## begin Listed records

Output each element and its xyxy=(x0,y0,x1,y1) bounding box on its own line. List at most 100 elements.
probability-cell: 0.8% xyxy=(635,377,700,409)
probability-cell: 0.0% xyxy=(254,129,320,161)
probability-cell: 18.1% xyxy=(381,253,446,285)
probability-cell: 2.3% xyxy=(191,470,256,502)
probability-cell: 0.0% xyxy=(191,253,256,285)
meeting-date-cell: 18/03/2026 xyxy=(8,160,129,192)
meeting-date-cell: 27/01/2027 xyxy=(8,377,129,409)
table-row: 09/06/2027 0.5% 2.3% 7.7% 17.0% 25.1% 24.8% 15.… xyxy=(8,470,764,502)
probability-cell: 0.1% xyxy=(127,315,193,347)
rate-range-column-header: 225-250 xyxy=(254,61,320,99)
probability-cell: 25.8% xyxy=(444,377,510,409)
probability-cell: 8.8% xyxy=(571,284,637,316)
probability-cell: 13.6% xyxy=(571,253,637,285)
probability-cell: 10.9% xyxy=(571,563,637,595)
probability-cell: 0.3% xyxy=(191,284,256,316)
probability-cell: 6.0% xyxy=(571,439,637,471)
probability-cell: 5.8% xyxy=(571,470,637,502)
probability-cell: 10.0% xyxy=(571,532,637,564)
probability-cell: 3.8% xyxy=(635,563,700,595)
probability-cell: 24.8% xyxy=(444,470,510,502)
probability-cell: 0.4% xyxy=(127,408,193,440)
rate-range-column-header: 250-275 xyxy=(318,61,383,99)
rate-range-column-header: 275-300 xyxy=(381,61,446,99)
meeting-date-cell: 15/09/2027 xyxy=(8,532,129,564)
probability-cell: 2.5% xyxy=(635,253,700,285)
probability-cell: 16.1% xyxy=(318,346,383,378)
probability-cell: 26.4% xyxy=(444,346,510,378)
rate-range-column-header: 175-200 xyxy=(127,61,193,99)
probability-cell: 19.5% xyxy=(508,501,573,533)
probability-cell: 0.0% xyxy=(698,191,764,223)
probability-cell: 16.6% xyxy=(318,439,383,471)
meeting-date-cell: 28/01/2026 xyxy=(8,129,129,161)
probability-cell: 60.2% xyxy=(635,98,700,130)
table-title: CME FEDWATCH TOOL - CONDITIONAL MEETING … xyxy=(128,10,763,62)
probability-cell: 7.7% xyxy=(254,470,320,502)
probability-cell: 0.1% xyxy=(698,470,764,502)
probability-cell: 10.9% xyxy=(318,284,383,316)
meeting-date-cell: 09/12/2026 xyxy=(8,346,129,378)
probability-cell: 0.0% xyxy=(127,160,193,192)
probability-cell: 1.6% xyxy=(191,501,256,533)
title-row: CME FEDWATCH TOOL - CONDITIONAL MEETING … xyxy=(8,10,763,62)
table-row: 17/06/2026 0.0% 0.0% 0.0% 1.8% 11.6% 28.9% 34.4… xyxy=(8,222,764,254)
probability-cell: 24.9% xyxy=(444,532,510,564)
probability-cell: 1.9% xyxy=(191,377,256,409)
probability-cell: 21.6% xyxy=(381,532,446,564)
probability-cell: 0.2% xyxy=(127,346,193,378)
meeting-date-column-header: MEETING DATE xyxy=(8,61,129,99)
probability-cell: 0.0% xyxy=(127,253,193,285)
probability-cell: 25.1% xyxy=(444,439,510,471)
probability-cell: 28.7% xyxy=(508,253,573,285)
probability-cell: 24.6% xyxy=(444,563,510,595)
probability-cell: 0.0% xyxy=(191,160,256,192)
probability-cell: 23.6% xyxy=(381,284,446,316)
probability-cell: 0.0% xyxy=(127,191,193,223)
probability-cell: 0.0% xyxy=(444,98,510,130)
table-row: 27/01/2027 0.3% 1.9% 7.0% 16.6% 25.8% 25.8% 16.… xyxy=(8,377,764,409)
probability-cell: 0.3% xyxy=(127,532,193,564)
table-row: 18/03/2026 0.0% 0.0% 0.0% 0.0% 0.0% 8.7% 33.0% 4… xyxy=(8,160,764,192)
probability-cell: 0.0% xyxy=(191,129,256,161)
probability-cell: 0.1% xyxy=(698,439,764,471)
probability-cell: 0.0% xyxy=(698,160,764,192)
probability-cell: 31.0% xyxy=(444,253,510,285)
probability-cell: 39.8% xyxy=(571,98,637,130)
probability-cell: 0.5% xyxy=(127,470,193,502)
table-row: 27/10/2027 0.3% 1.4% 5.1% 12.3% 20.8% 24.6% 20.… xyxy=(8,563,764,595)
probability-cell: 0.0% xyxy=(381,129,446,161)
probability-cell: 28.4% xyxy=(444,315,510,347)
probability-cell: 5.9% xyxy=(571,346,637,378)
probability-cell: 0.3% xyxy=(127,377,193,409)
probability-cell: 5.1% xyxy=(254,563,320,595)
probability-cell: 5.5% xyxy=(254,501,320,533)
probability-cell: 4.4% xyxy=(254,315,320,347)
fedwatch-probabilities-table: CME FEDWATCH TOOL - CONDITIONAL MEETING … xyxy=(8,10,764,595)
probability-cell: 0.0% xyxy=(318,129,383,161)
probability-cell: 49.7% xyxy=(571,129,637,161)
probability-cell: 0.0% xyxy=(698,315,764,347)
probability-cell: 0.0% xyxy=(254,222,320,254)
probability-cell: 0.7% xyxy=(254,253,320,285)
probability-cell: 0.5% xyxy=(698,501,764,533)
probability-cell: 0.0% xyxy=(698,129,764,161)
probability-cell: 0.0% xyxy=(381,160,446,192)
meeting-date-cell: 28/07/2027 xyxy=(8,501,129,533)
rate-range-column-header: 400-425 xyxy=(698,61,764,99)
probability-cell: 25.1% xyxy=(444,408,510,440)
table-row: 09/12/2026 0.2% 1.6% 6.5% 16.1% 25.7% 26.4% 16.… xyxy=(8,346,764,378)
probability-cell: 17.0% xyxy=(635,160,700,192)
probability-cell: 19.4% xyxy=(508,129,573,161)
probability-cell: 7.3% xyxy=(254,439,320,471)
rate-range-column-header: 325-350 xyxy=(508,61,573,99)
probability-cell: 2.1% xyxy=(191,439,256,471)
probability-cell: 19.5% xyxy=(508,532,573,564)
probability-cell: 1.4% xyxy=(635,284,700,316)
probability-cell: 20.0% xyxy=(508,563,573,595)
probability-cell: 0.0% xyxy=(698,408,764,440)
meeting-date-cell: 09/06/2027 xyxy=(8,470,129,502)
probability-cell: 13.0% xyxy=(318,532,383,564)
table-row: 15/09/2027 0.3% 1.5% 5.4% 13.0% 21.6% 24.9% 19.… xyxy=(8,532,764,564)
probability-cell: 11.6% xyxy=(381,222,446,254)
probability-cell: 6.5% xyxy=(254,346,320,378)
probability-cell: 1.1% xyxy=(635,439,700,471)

## end Listed records

**Goal of the exercise**
Copy out the entries word for word, starting at the first line and ending at the line containing "probability-cell: 25.8% xyxy=(444,377,510,409)".

**Answer to the task**
Output each element and its xyxy=(x0,y0,x1,y1) bounding box on its own line. List at most 100 elements.
probability-cell: 0.8% xyxy=(635,377,700,409)
probability-cell: 0.0% xyxy=(254,129,320,161)
probability-cell: 18.1% xyxy=(381,253,446,285)
probability-cell: 2.3% xyxy=(191,470,256,502)
probability-cell: 0.0% xyxy=(191,253,256,285)
meeting-date-cell: 18/03/2026 xyxy=(8,160,129,192)
meeting-date-cell: 27/01/2027 xyxy=(8,377,129,409)
table-row: 09/06/2027 0.5% 2.3% 7.7% 17.0% 25.1% 24.8% 15.… xyxy=(8,470,764,502)
probability-cell: 0.1% xyxy=(127,315,193,347)
rate-range-column-header: 225-250 xyxy=(254,61,320,99)
probability-cell: 25.8% xyxy=(444,377,510,409)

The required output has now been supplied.